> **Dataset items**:
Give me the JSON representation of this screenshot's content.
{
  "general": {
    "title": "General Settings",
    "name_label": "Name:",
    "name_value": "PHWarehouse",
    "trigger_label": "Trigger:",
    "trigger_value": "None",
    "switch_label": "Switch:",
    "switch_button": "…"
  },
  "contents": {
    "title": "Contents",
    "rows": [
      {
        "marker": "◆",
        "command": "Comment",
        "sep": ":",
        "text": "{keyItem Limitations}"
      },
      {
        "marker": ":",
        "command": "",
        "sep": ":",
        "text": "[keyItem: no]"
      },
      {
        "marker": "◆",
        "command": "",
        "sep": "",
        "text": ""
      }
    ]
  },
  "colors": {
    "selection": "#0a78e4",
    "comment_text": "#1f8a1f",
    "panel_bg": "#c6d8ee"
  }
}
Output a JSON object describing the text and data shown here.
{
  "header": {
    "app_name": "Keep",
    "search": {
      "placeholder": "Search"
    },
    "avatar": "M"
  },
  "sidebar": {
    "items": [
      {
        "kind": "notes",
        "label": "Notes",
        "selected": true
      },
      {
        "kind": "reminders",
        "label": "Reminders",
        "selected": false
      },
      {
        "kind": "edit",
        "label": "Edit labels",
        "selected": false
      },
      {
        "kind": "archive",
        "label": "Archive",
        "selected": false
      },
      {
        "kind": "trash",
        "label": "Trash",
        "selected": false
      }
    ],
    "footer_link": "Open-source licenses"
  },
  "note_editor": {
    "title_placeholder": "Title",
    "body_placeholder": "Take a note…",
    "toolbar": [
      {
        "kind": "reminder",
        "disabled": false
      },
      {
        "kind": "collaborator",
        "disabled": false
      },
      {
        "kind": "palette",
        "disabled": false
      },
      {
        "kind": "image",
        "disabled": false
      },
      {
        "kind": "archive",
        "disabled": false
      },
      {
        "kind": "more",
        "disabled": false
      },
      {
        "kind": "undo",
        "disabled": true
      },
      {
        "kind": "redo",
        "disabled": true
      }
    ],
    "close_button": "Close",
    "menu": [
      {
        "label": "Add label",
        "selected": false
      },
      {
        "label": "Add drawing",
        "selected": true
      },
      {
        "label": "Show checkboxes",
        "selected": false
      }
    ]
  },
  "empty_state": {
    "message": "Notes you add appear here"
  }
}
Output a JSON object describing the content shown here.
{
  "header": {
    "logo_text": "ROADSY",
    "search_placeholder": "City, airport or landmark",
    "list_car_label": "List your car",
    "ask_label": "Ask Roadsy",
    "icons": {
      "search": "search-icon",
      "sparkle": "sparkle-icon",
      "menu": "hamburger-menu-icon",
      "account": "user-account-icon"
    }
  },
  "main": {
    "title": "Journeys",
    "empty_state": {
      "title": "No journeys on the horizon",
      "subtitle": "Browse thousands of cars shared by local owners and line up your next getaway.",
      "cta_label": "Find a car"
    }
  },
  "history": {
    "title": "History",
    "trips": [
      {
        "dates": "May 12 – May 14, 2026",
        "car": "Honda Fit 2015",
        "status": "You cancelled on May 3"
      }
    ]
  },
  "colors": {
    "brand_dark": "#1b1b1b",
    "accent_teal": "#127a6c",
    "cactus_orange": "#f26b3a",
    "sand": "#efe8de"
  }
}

> **Request**: Pull out every line in the data above that has the word "your".

> **Response**:
    "list_car_label": "List your car",
      "subtitle": "Browse thousands of cars shared by local owners and line up your next getaway.",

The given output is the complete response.